Of the lines in the listing, how many include the string "分别是用户"? Write the number and nothing else.

-- The input --
_ _ _ _ _ _ _
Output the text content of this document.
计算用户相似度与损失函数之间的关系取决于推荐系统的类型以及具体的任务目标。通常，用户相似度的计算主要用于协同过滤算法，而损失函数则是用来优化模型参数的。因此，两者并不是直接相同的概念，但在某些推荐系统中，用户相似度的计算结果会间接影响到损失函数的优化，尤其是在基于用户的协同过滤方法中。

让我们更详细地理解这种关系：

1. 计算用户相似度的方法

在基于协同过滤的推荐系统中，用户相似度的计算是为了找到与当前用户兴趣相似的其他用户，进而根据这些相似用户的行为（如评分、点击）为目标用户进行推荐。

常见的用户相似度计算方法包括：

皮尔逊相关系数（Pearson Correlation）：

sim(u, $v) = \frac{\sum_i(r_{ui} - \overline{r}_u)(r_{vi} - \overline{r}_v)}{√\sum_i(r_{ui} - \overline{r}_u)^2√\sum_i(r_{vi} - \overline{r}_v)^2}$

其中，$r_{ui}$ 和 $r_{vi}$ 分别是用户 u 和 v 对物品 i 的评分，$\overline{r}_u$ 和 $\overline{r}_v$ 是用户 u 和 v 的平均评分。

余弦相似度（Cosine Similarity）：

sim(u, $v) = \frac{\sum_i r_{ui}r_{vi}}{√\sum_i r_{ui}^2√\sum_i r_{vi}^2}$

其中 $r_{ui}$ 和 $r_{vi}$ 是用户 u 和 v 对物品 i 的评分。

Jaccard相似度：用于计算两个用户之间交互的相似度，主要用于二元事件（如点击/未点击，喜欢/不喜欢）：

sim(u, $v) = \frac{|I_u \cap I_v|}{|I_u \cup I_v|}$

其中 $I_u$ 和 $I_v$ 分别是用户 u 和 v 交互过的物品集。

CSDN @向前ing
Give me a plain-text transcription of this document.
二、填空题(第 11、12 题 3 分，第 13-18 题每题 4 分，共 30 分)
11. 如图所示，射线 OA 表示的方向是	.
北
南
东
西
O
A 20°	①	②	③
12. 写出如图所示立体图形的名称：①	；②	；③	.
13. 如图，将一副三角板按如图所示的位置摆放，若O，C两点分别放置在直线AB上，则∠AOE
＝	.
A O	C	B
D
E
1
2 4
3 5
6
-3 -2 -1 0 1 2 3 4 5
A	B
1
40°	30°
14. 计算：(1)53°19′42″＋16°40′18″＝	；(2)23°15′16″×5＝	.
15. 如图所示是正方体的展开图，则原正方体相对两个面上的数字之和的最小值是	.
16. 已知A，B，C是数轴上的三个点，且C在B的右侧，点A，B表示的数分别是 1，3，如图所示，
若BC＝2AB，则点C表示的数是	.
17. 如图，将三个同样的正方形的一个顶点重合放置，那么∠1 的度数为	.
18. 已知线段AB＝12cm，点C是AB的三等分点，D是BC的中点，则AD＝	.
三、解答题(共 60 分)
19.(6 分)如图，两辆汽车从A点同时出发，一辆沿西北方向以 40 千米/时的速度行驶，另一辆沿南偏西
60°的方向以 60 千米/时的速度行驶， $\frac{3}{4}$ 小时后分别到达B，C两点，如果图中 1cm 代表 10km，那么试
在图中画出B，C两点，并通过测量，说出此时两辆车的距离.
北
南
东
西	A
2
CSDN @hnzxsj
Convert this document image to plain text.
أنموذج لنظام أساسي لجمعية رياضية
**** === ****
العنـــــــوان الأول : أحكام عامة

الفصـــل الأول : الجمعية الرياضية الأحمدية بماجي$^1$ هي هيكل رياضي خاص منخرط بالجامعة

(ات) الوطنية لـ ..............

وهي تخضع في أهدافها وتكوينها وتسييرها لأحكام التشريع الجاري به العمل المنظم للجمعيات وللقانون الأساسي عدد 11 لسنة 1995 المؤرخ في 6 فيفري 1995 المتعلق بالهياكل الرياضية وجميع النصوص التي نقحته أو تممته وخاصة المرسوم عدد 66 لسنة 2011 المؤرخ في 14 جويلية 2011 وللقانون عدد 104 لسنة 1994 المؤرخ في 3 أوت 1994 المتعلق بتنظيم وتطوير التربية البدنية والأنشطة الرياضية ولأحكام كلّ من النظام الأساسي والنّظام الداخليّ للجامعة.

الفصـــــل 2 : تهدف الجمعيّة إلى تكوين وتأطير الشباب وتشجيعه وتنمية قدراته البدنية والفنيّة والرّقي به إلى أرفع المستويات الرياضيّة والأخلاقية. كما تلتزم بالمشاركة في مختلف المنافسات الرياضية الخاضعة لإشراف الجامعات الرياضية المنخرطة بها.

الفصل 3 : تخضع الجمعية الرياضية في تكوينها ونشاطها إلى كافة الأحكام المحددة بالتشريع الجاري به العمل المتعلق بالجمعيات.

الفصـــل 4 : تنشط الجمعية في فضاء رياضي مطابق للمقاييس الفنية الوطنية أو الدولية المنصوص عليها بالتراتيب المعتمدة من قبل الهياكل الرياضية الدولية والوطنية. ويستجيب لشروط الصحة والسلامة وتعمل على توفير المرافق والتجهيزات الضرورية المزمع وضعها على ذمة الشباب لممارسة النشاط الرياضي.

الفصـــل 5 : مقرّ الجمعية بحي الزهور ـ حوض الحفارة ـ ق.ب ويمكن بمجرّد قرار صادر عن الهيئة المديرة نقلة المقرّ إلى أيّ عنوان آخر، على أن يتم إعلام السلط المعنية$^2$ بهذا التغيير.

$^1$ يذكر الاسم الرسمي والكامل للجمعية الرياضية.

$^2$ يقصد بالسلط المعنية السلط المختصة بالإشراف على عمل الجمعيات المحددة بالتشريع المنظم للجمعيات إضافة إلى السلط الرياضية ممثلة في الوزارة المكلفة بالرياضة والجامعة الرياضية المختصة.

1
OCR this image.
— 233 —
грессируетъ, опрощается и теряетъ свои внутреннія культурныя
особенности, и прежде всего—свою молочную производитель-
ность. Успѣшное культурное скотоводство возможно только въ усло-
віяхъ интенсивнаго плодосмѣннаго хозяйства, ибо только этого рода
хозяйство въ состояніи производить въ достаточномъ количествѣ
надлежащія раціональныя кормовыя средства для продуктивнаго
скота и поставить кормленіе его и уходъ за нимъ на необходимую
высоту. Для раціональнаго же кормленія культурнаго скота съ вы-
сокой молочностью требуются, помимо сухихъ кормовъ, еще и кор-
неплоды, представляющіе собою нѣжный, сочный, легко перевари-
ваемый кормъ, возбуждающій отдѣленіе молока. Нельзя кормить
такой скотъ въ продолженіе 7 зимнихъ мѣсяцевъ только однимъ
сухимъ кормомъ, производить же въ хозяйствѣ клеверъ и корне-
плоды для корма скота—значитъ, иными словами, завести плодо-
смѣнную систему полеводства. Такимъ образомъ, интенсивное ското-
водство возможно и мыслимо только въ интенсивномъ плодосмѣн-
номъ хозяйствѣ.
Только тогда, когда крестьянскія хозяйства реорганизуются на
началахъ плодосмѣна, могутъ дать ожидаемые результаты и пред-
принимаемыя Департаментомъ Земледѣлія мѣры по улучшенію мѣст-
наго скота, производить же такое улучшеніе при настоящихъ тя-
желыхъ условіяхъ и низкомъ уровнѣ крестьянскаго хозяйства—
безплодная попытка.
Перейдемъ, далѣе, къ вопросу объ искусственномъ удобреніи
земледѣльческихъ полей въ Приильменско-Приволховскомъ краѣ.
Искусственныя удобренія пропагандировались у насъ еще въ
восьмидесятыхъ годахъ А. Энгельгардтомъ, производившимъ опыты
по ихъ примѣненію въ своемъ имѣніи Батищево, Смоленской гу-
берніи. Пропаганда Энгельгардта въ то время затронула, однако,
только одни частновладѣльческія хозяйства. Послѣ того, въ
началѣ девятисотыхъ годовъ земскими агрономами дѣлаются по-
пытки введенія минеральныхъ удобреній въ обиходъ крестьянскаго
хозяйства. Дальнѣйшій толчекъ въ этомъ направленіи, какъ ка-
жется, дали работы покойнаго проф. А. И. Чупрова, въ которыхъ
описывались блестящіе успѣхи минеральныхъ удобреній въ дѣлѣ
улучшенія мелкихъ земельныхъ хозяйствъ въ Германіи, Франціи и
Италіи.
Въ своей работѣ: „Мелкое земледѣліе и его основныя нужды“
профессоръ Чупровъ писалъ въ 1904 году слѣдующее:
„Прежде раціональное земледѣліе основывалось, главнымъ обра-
_ _ _ _ _ _ _
-- Exercise output --
2